___ STORED RECORDS ___
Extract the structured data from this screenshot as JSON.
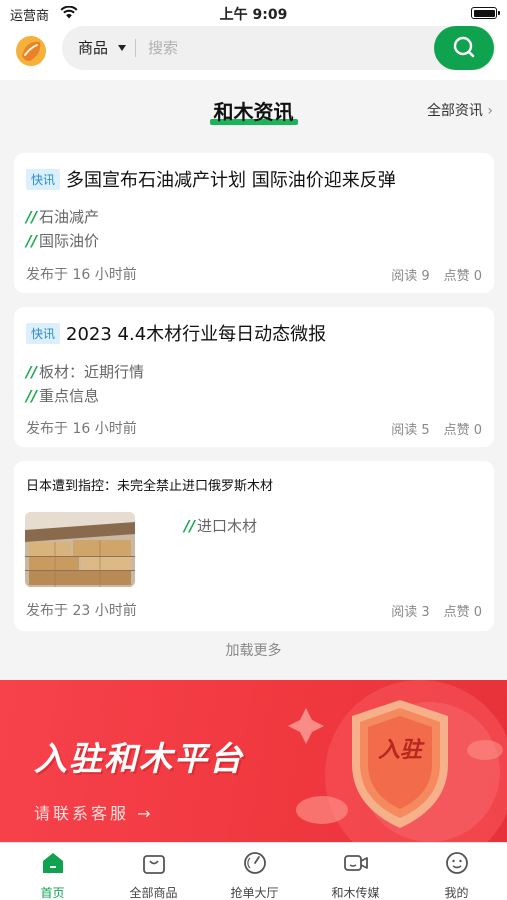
{
  "status_bar": {
    "carrier": "运营商",
    "time": "上午 9:09"
  },
  "search": {
    "category": "商品",
    "placeholder": "搜索"
  },
  "section": {
    "title": "和木资讯",
    "more_link": "全部资讯"
  },
  "news": [
    {
      "tag": "快讯",
      "title": "多国宣布石油减产计划 国际油价迎来反弹",
      "keywords": [
        "石油减产",
        "国际油价"
      ],
      "published": "发布于 16 小时前",
      "reads": "阅读 9",
      "likes": "点赞 0"
    },
    {
      "tag": "快讯",
      "title": "2023 4.4木材行业每日动态微报",
      "keywords": [
        "板材：近期行情",
        "重点信息"
      ],
      "published": "发布于 16 小时前",
      "reads": "阅读 5",
      "likes": "点赞 0"
    },
    {
      "title": "日本遭到指控：未完全禁止进口俄罗斯木材",
      "keywords": [
        "进口木材"
      ],
      "published": "发布于 23 小时前",
      "reads": "阅读 3",
      "likes": "点赞 0"
    }
  ],
  "load_more": "加载更多",
  "banner": {
    "title": "入驻和木平台",
    "subtitle": "请联系客服 →",
    "badge": "入驻"
  },
  "tabs": [
    {
      "label": "首页",
      "icon": "home-icon",
      "active": true
    },
    {
      "label": "全部商品",
      "icon": "shopping-bag-icon",
      "active": false
    },
    {
      "label": "抢单大厅",
      "icon": "timer-icon",
      "active": false
    },
    {
      "label": "和木传媒",
      "icon": "video-camera-icon",
      "active": false
    },
    {
      "label": "我的",
      "icon": "smiley-face-icon",
      "active": false
    }
  ],
  "colors": {
    "brand_green": "#0fa34f",
    "banner_red": "#f0383f",
    "tag_blue": "#2a8ccf"
  }
}
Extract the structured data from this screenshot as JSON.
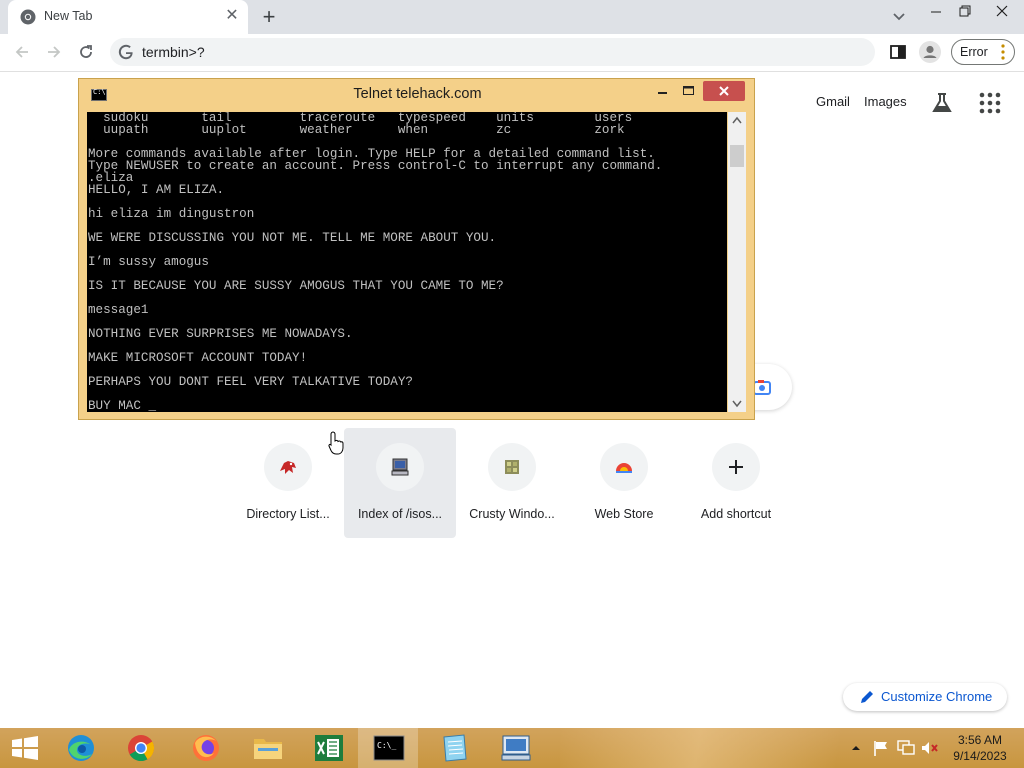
{
  "browser": {
    "tab": {
      "title": "New Tab",
      "favicon": "chrome-icon"
    },
    "address_bar": {
      "text": "termbin>?",
      "engine_icon": "google-g-icon"
    },
    "profile_status": {
      "label": "Error"
    }
  },
  "ntp": {
    "header_links": [
      "Gmail",
      "Images"
    ],
    "shortcuts": [
      {
        "label": "Directory List...",
        "icon": "red-dragon-icon"
      },
      {
        "label": "Index of /isos...",
        "icon": "old-computer-icon"
      },
      {
        "label": "Crusty Windo...",
        "icon": "crusty-window-icon"
      },
      {
        "label": "Web Store",
        "icon": "webstore-icon"
      },
      {
        "label": "Add shortcut",
        "icon": "plus-icon"
      }
    ],
    "customize": {
      "label": "Customize Chrome"
    }
  },
  "console": {
    "title": "Telnet telehack.com",
    "lines": [
      "  sudoku       tail         traceroute   typespeed    units        users",
      "  uupath       uuplot       weather      when         zc           zork",
      "",
      "More commands available after login. Type HELP for a detailed command list.",
      "Type NEWUSER to create an account. Press control-C to interrupt any command.",
      ".eliza",
      "HELLO, I AM ELIZA.",
      "",
      "hi eliza im dingustron",
      "",
      "WE WERE DISCUSSING YOU NOT ME. TELL ME MORE ABOUT YOU.",
      "",
      "I’m sussy amogus",
      "",
      "IS IT BECAUSE YOU ARE SUSSY AMOGUS THAT YOU CAME TO ME?",
      "",
      "message1",
      "",
      "NOTHING EVER SURPRISES ME NOWADAYS.",
      "",
      "MAKE MICROSOFT ACCOUNT TODAY!",
      "",
      "PERHAPS YOU DONT FEEL VERY TALKATIVE TODAY?",
      "",
      "BUY MAC _"
    ]
  },
  "taskbar": {
    "items": [
      "start-button",
      "edge-icon",
      "chrome-icon",
      "firefox-icon",
      "file-explorer-icon",
      "excel-icon",
      "command-prompt-icon",
      "notepad-icon",
      "remote-desktop-icon"
    ],
    "clock": {
      "time": "3:56 AM",
      "date": "9/14/2023"
    }
  },
  "colors": {
    "taskbar": "#c8963f",
    "console_frame": "#f4d089",
    "console_close": "#c7504e",
    "customize_text": "#0b57d0"
  }
}
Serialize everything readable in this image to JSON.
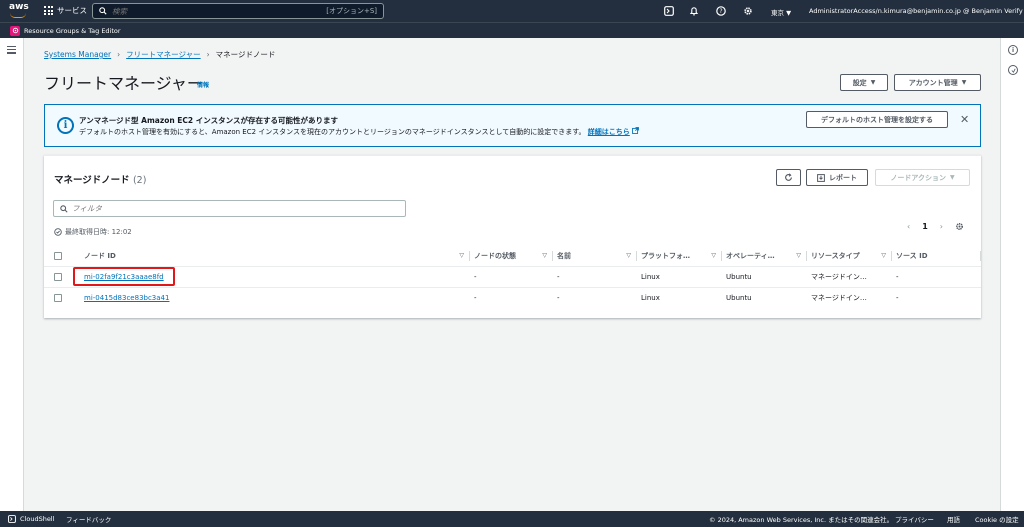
___
Repeat the listing above exactly, with no pictures.

FINISHED TASK:
Extract the structured data from this screenshot as JSON.
{
  "status_bar": {
    "carrier": "运营商",
    "time": "上午 9:09"
  },
  "search": {
    "category": "商品",
    "placeholder": "搜索"
  },
  "section": {
    "title": "和木资讯",
    "more_link": "全部资讯"
  },
  "news": [
    {
      "tag": "快讯",
      "title": "多国宣布石油减产计划 国际油价迎来反弹",
      "keywords": [
        "石油减产",
        "国际油价"
      ],
      "published": "发布于 16 小时前",
      "reads": "阅读 9",
      "likes": "点赞 0"
    },
    {
      "tag": "快讯",
      "title": "2023 4.4木材行业每日动态微报",
      "keywords": [
        "板材：近期行情",
        "重点信息"
      ],
      "published": "发布于 16 小时前",
      "reads": "阅读 5",
      "likes": "点赞 0"
    },
    {
      "title": "日本遭到指控：未完全禁止进口俄罗斯木材",
      "keywords": [
        "进口木材"
      ],
      "published": "发布于 23 小时前",
      "reads": "阅读 3",
      "likes": "点赞 0"
    }
  ],
  "load_more": "加载更多",
  "banner": {
    "title": "入驻和木平台",
    "subtitle": "请联系客服 →",
    "badge": "入驻"
  },
  "tabs": [
    {
      "label": "首页",
      "icon": "home-icon",
      "active": true
    },
    {
      "label": "全部商品",
      "icon": "shopping-bag-icon",
      "active": false
    },
    {
      "label": "抢单大厅",
      "icon": "timer-icon",
      "active": false
    },
    {
      "label": "和木传媒",
      "icon": "video-camera-icon",
      "active": false
    },
    {
      "label": "我的",
      "icon": "smiley-face-icon",
      "active": false
    }
  ],
  "colors": {
    "brand_green": "#0fa34f",
    "banner_red": "#f0383f",
    "tag_blue": "#2a8ccf"
  }
}
Extract the structured data from this screenshot as JSON.
{
  "browser": {
    "tab": {
      "title": "New Tab",
      "favicon": "chrome-icon"
    },
    "address_bar": {
      "text": "termbin>?",
      "engine_icon": "google-g-icon"
    },
    "profile_status": {
      "label": "Error"
    }
  },
  "ntp": {
    "header_links": [
      "Gmail",
      "Images"
    ],
    "shortcuts": [
      {
        "label": "Directory List...",
        "icon": "red-dragon-icon"
      },
      {
        "label": "Index of /isos...",
        "icon": "old-computer-icon"
      },
      {
        "label": "Crusty Windo...",
        "icon": "crusty-window-icon"
      },
      {
        "label": "Web Store",
        "icon": "webstore-icon"
      },
      {
        "label": "Add shortcut",
        "icon": "plus-icon"
      }
    ],
    "customize": {
      "label": "Customize Chrome"
    }
  },
  "console": {
    "title": "Telnet telehack.com",
    "lines": [
      "  sudoku       tail         traceroute   typespeed    units        users",
      "  uupath       uuplot       weather      when         zc           zork",
      "",
      "More commands available after login. Type HELP for a detailed command list.",
      "Type NEWUSER to create an account. Press control-C to interrupt any command.",
      ".eliza",
      "HELLO, I AM ELIZA.",
      "",
      "hi eliza im dingustron",
      "",
      "WE WERE DISCUSSING YOU NOT ME. TELL ME MORE ABOUT YOU.",
      "",
      "I’m sussy amogus",
      "",
      "IS IT BECAUSE YOU ARE SUSSY AMOGUS THAT YOU CAME TO ME?",
      "",
      "message1",
      "",
      "NOTHING EVER SURPRISES ME NOWADAYS.",
      "",
      "MAKE MICROSOFT ACCOUNT TODAY!",
      "",
      "PERHAPS YOU DONT FEEL VERY TALKATIVE TODAY?",
      "",
      "BUY MAC _"
    ]
  },
  "taskbar": {
    "items": [
      "start-button",
      "edge-icon",
      "chrome-icon",
      "firefox-icon",
      "file-explorer-icon",
      "excel-icon",
      "command-prompt-icon",
      "notepad-icon",
      "remote-desktop-icon"
    ],
    "clock": {
      "time": "3:56 AM",
      "date": "9/14/2023"
    }
  },
  "colors": {
    "taskbar": "#c8963f",
    "console_frame": "#f4d089",
    "console_close": "#c7504e",
    "customize_text": "#0b57d0"
  }
}
Serialize everything readable in this image to JSON.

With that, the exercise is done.